--- GOAL ---
The entries below should be output exactly as written.
--- start of GIVEN ENTRIES ---
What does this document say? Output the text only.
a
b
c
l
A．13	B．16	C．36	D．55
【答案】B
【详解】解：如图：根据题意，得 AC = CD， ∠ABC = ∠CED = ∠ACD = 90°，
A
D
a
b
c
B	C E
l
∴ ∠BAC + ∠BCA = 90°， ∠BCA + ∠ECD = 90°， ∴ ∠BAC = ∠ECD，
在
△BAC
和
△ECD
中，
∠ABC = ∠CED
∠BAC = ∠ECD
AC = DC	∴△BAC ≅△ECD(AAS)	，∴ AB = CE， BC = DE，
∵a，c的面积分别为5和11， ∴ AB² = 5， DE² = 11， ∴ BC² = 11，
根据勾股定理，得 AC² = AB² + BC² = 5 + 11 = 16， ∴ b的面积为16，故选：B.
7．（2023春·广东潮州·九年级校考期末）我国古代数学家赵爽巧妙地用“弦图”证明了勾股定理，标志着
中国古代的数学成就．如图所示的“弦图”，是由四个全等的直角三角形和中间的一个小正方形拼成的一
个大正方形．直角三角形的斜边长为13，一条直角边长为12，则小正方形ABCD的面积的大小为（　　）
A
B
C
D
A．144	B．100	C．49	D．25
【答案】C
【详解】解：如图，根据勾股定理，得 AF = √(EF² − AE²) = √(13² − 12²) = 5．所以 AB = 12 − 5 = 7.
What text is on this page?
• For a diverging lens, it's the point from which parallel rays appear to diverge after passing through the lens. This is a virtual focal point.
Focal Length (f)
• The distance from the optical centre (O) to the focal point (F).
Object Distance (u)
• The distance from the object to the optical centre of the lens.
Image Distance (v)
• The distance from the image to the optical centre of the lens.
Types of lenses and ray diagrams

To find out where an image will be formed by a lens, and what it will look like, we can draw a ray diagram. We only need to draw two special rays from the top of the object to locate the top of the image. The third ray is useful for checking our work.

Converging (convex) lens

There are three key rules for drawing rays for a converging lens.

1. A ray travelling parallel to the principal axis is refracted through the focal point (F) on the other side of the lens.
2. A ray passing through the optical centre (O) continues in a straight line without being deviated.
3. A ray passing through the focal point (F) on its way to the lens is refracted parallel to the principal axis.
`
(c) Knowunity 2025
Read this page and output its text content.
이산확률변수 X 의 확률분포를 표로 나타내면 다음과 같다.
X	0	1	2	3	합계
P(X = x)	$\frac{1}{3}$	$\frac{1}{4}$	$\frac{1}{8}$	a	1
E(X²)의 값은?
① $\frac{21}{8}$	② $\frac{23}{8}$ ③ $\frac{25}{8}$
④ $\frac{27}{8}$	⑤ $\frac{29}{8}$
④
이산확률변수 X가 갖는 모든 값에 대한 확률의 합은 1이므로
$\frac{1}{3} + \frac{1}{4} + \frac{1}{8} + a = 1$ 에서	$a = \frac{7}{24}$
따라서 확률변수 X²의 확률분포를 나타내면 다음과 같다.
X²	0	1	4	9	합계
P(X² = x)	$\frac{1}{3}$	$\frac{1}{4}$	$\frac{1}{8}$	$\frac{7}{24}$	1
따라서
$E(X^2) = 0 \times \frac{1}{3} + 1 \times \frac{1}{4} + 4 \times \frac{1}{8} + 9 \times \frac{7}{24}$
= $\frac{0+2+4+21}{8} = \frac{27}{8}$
--- end of GIVEN ENTRIES ---
--- COMPLETE OUTPUT ---
What does this document say? Output the text only.
a
b
c
l
A．13	B．16	C．36	D．55
【答案】B
【详解】解：如图：根据题意，得 AC = CD， ∠ABC = ∠CED = ∠ACD = 90°，
A
D
a
b
c
B	C E
l
∴ ∠BAC + ∠BCA = 90°， ∠BCA + ∠ECD = 90°， ∴ ∠BAC = ∠ECD，
在
△BAC
和
△ECD
中，
∠ABC = ∠CED
∠BAC = ∠ECD
AC = DC	∴△BAC ≅△ECD(AAS)	，∴ AB = CE， BC = DE，
∵a，c的面积分别为5和11， ∴ AB² = 5， DE² = 11， ∴ BC² = 11，
根据勾股定理，得 AC² = AB² + BC² = 5 + 11 = 16， ∴ b的面积为16，故选：B.
7．（2023春·广东潮州·九年级校考期末）我国古代数学家赵爽巧妙地用“弦图”证明了勾股定理，标志着
中国古代的数学成就．如图所示的“弦图”，是由四个全等的直角三角形和中间的一个小正方形拼成的一
个大正方形．直角三角形的斜边长为13，一条直角边长为12，则小正方形ABCD的面积的大小为（　　）
A
B
C
D
A．144	B．100	C．49	D．25
【答案】C
【详解】解：如图，根据勾股定理，得 AF = √(EF² − AE²) = √(13² − 12²) = 5．所以 AB = 12 − 5 = 7.
What text is on this page?
• For a diverging lens, it's the point from which parallel rays appear to diverge after passing through the lens. This is a virtual focal point.
Focal Length (f)
• The distance from the optical centre (O) to the focal point (F).
Object Distance (u)
• The distance from the object to the optical centre of the lens.
Image Distance (v)
• The distance from the image to the optical centre of the lens.
Types of lenses and ray diagrams

To find out where an image will be formed by a lens, and what it will look like, we can draw a ray diagram. We only need to draw two special rays from the top of the object to locate the top of the image. The third ray is useful for checking our work.

Converging (convex) lens

There are three key rules for drawing rays for a converging lens.

1. A ray travelling parallel to the principal axis is refracted through the focal point (F) on the other side of the lens.
2. A ray passing through the optical centre (O) continues in a straight line without being deviated.
3. A ray passing through the focal point (F) on its way to the lens is refracted parallel to the principal axis.
`
(c) Knowunity 2025
Read this page and output its text content.
이산확률변수 X 의 확률분포를 표로 나타내면 다음과 같다.
X	0	1	2	3	합계
P(X = x)	$\frac{1}{3}$	$\frac{1}{4}$	$\frac{1}{8}$	a	1
E(X²)의 값은?
① $\frac{21}{8}$	② $\frac{23}{8}$ ③ $\frac{25}{8}$
④ $\frac{27}{8}$	⑤ $\frac{29}{8}$
④
이산확률변수 X가 갖는 모든 값에 대한 확률의 합은 1이므로
$\frac{1}{3} + \frac{1}{4} + \frac{1}{8} + a = 1$ 에서	$a = \frac{7}{24}$
따라서 확률변수 X²의 확률분포를 나타내면 다음과 같다.
X²	0	1	4	9	합계
P(X² = x)	$\frac{1}{3}$	$\frac{1}{4}$	$\frac{1}{8}$	$\frac{7}{24}$	1
따라서
$E(X^2) = 0 \times \frac{1}{3} + 1 \times \frac{1}{4} + 4 \times \frac{1}{8} + 9 \times \frac{7}{24}$
= $\frac{0+2+4+21}{8} = \frac{27}{8}$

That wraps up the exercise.